__WHAT IS BEING ASKED__
Go through the listing below and gather every line with the word "text".
# Start of RECORDS FOR THE EXERCISE
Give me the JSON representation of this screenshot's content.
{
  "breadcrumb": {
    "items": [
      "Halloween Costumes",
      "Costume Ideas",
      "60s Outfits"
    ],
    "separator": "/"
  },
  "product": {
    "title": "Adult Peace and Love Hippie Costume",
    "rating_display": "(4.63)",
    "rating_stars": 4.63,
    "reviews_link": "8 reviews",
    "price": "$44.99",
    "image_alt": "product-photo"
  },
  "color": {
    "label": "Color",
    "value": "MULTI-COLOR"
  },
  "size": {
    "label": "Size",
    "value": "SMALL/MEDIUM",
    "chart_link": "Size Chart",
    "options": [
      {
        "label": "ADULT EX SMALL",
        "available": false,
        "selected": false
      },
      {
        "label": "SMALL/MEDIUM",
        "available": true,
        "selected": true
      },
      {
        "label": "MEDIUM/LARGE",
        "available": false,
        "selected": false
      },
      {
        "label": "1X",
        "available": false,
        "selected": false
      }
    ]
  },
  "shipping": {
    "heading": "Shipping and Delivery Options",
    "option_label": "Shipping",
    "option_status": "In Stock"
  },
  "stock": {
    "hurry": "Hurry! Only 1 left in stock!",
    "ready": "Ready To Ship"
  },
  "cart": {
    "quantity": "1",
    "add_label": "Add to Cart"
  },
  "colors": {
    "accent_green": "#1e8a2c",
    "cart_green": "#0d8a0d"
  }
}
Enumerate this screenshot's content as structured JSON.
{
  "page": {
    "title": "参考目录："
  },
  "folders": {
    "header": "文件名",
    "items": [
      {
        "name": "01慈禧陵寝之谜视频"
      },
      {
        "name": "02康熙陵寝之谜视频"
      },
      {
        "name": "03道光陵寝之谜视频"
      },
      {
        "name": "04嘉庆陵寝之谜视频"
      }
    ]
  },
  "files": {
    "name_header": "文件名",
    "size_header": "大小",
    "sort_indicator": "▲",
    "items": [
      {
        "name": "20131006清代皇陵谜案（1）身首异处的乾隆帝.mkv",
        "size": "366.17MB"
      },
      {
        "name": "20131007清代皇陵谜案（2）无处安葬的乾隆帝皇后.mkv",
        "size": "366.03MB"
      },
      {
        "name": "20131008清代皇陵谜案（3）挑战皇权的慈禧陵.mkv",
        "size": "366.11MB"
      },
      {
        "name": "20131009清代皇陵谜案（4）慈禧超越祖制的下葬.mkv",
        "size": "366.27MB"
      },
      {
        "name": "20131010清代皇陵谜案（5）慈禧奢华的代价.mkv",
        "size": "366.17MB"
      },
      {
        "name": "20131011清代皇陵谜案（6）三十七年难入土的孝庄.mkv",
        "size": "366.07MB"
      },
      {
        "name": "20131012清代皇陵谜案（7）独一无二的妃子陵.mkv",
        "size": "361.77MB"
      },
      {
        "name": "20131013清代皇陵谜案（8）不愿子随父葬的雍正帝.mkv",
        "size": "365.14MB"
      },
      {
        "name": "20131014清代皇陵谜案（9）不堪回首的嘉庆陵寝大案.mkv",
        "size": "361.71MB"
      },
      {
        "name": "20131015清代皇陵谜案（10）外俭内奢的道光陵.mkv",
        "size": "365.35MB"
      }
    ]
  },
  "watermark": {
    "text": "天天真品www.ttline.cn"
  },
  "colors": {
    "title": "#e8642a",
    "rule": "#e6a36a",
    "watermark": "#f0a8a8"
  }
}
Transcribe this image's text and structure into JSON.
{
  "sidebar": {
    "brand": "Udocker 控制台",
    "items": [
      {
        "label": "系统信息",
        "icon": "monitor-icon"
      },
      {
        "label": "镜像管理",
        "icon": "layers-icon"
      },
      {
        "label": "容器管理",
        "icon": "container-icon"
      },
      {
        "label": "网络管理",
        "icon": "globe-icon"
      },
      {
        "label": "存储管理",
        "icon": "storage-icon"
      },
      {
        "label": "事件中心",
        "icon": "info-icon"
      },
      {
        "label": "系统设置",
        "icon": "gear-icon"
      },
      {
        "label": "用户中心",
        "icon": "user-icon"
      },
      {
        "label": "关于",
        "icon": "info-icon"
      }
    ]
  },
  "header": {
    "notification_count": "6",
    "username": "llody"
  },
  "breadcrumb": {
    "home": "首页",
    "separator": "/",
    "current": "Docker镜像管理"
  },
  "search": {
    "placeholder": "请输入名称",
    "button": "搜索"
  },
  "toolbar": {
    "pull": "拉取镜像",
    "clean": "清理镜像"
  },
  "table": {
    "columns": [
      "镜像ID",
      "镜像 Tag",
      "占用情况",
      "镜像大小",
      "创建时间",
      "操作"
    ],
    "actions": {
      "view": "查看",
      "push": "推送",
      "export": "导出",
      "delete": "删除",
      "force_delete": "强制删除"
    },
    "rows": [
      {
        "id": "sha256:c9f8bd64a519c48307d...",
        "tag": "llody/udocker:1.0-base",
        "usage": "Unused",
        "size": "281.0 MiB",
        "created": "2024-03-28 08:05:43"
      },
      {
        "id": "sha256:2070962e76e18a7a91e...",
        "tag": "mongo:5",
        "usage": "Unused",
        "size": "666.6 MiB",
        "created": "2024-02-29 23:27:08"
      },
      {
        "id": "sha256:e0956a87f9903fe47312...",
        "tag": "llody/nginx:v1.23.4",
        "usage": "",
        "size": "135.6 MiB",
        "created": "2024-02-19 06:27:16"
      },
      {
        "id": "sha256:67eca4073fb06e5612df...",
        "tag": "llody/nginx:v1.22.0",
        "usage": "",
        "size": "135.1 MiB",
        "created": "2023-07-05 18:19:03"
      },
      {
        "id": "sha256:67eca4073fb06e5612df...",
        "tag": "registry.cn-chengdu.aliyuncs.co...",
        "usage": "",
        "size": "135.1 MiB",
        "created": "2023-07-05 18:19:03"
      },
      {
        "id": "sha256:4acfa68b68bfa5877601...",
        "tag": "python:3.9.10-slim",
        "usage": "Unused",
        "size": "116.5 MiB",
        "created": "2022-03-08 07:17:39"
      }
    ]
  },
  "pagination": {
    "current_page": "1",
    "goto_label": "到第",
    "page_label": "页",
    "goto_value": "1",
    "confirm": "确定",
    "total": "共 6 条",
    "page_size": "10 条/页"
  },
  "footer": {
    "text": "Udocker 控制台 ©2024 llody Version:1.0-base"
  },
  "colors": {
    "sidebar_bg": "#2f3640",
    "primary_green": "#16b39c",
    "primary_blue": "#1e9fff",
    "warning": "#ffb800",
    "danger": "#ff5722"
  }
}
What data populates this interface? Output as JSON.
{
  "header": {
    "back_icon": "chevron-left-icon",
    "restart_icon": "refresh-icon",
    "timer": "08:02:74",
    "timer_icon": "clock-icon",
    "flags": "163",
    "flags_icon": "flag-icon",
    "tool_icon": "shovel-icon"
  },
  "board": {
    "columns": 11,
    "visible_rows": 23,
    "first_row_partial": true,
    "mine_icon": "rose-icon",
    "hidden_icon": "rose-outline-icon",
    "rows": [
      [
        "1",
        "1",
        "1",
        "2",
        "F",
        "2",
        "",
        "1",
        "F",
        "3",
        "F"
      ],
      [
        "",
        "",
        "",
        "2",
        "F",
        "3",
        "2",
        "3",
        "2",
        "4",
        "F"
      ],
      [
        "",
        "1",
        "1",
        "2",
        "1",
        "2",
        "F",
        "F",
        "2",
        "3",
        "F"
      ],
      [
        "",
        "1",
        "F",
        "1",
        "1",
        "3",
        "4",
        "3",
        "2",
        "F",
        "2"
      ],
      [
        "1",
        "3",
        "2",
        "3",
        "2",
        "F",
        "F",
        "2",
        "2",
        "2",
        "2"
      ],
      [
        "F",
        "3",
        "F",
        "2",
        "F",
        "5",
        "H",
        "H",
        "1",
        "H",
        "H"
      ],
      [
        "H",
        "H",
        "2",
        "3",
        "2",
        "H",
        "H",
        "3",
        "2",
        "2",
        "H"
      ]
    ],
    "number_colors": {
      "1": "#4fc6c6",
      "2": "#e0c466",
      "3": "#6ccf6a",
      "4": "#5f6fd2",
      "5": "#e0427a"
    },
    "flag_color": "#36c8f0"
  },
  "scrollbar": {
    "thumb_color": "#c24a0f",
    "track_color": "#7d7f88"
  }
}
# End of RECORDS FOR THE EXERCISE
__TASK ANSWER__
    "text": "天天真品www.ttline.cn"
Transcribe this image's text and structure into JSON.
    "text": "Udocker 控制台 ©2024 llody Version:1.0-base"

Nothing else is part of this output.